* [EXERCISE TASK] Write out the records beneath this line exactly as they appear, minus any images.

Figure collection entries
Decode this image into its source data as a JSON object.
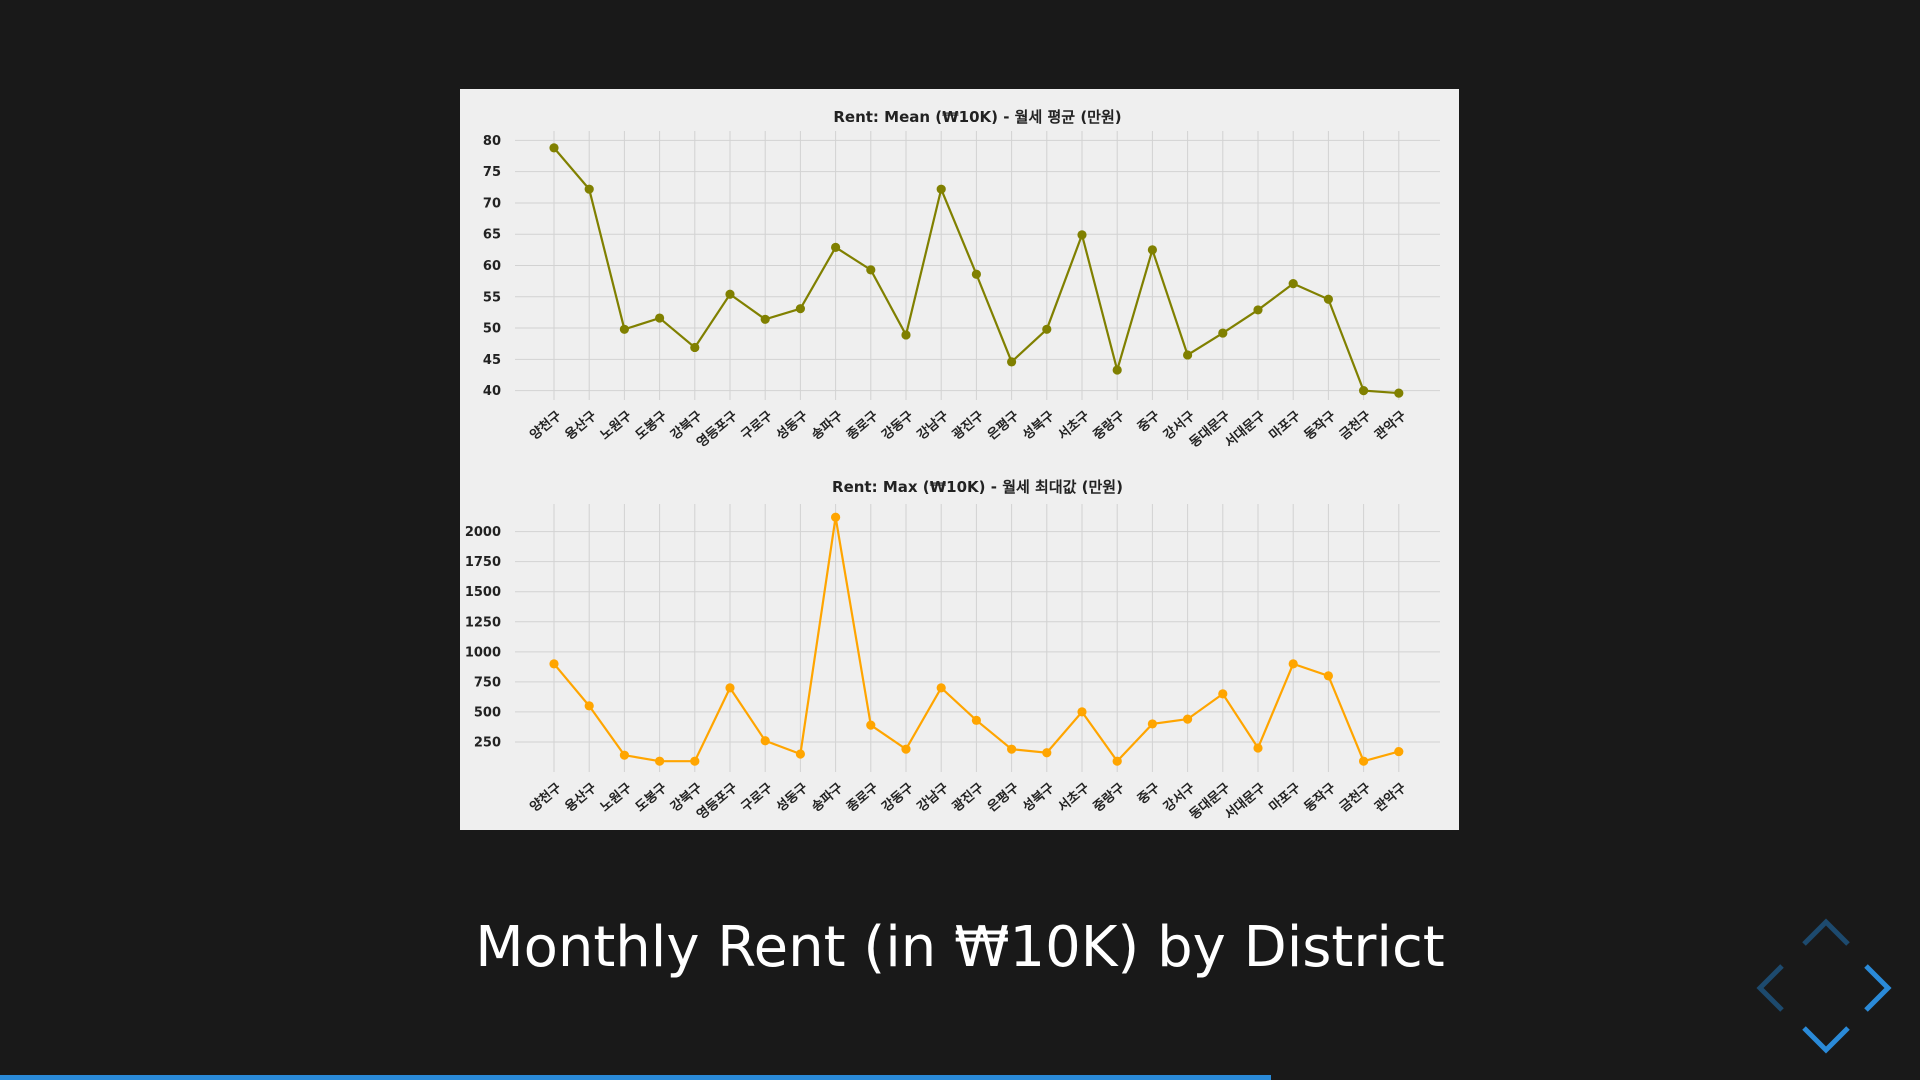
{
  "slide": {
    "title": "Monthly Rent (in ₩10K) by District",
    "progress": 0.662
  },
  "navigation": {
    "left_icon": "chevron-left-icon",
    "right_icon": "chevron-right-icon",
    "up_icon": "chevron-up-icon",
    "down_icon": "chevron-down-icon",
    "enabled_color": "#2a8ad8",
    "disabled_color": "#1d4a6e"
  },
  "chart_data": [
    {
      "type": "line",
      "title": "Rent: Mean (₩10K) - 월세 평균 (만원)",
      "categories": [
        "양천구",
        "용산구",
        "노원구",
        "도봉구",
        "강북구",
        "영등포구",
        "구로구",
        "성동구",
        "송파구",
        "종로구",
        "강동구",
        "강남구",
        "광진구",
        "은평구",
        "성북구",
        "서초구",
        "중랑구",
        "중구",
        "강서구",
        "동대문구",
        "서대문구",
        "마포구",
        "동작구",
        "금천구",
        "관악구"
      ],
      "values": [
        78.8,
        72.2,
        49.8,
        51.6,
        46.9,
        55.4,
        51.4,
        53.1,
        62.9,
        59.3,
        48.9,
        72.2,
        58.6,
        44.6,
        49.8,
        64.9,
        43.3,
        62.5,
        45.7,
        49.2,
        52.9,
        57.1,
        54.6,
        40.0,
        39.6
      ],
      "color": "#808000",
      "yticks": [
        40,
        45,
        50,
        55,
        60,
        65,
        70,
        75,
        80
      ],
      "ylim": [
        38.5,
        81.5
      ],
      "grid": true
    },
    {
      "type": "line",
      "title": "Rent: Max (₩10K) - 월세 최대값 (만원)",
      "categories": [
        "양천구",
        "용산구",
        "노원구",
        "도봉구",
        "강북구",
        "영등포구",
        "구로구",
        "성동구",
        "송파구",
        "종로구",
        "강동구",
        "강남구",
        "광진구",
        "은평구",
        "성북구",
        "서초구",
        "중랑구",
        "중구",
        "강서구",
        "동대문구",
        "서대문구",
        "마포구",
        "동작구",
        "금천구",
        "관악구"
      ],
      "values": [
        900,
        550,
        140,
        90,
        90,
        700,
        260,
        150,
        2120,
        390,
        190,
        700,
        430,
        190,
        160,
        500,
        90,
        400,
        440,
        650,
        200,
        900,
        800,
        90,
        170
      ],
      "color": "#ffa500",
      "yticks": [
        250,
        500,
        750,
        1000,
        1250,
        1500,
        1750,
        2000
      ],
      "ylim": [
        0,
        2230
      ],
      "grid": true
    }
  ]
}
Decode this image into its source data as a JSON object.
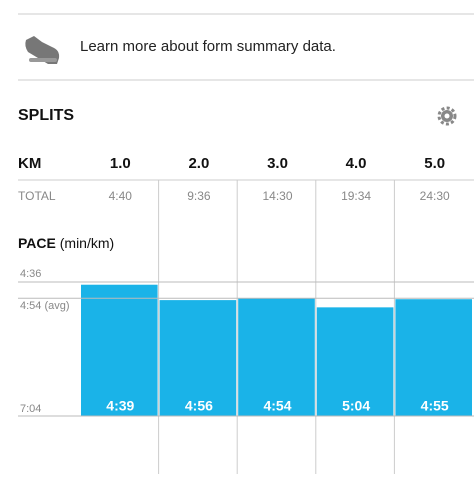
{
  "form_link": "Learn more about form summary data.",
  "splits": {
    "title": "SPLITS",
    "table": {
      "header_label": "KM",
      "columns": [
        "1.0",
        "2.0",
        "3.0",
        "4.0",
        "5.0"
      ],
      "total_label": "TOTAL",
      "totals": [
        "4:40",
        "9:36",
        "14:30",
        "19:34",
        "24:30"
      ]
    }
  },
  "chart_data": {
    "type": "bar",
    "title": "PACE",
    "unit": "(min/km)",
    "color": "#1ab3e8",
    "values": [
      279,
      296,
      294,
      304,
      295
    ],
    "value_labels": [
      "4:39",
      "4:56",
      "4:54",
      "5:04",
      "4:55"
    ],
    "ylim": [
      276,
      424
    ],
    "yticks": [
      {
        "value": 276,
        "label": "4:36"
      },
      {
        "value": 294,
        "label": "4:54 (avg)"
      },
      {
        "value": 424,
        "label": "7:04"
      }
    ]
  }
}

* [WORKED SOLUTION]
Decode this image into its source data as a JSON object.
{
  "slide": {
    "title": "Monthly Rent (in ₩10K) by District",
    "progress": 0.662
  },
  "navigation": {
    "left_icon": "chevron-left-icon",
    "right_icon": "chevron-right-icon",
    "up_icon": "chevron-up-icon",
    "down_icon": "chevron-down-icon",
    "enabled_color": "#2a8ad8",
    "disabled_color": "#1d4a6e"
  },
  "chart_data": [
    {
      "type": "line",
      "title": "Rent: Mean (₩10K) - 월세 평균 (만원)",
      "categories": [
        "양천구",
        "용산구",
        "노원구",
        "도봉구",
        "강북구",
        "영등포구",
        "구로구",
        "성동구",
        "송파구",
        "종로구",
        "강동구",
        "강남구",
        "광진구",
        "은평구",
        "성북구",
        "서초구",
        "중랑구",
        "중구",
        "강서구",
        "동대문구",
        "서대문구",
        "마포구",
        "동작구",
        "금천구",
        "관악구"
      ],
      "values": [
        78.8,
        72.2,
        49.8,
        51.6,
        46.9,
        55.4,
        51.4,
        53.1,
        62.9,
        59.3,
        48.9,
        72.2,
        58.6,
        44.6,
        49.8,
        64.9,
        43.3,
        62.5,
        45.7,
        49.2,
        52.9,
        57.1,
        54.6,
        40.0,
        39.6
      ],
      "color": "#808000",
      "yticks": [
        40,
        45,
        50,
        55,
        60,
        65,
        70,
        75,
        80
      ],
      "ylim": [
        38.5,
        81.5
      ],
      "grid": true
    },
    {
      "type": "line",
      "title": "Rent: Max (₩10K) - 월세 최대값 (만원)",
      "categories": [
        "양천구",
        "용산구",
        "노원구",
        "도봉구",
        "강북구",
        "영등포구",
        "구로구",
        "성동구",
        "송파구",
        "종로구",
        "강동구",
        "강남구",
        "광진구",
        "은평구",
        "성북구",
        "서초구",
        "중랑구",
        "중구",
        "강서구",
        "동대문구",
        "서대문구",
        "마포구",
        "동작구",
        "금천구",
        "관악구"
      ],
      "values": [
        900,
        550,
        140,
        90,
        90,
        700,
        260,
        150,
        2120,
        390,
        190,
        700,
        430,
        190,
        160,
        500,
        90,
        400,
        440,
        650,
        200,
        900,
        800,
        90,
        170
      ],
      "color": "#ffa500",
      "yticks": [
        250,
        500,
        750,
        1000,
        1250,
        1500,
        1750,
        2000
      ],
      "ylim": [
        0,
        2230
      ],
      "grid": true
    }
  ]
}
Decode this image into its source data as a JSON object.
{
  "form_link": "Learn more about form summary data.",
  "splits": {
    "title": "SPLITS",
    "table": {
      "header_label": "KM",
      "columns": [
        "1.0",
        "2.0",
        "3.0",
        "4.0",
        "5.0"
      ],
      "total_label": "TOTAL",
      "totals": [
        "4:40",
        "9:36",
        "14:30",
        "19:34",
        "24:30"
      ]
    }
  },
  "chart_data": {
    "type": "bar",
    "title": "PACE",
    "unit": "(min/km)",
    "color": "#1ab3e8",
    "values": [
      279,
      296,
      294,
      304,
      295
    ],
    "value_labels": [
      "4:39",
      "4:56",
      "4:54",
      "5:04",
      "4:55"
    ],
    "ylim": [
      276,
      424
    ],
    "yticks": [
      {
        "value": 276,
        "label": "4:36"
      },
      {
        "value": 294,
        "label": "4:54 (avg)"
      },
      {
        "value": 424,
        "label": "7:04"
      }
    ]
  }
}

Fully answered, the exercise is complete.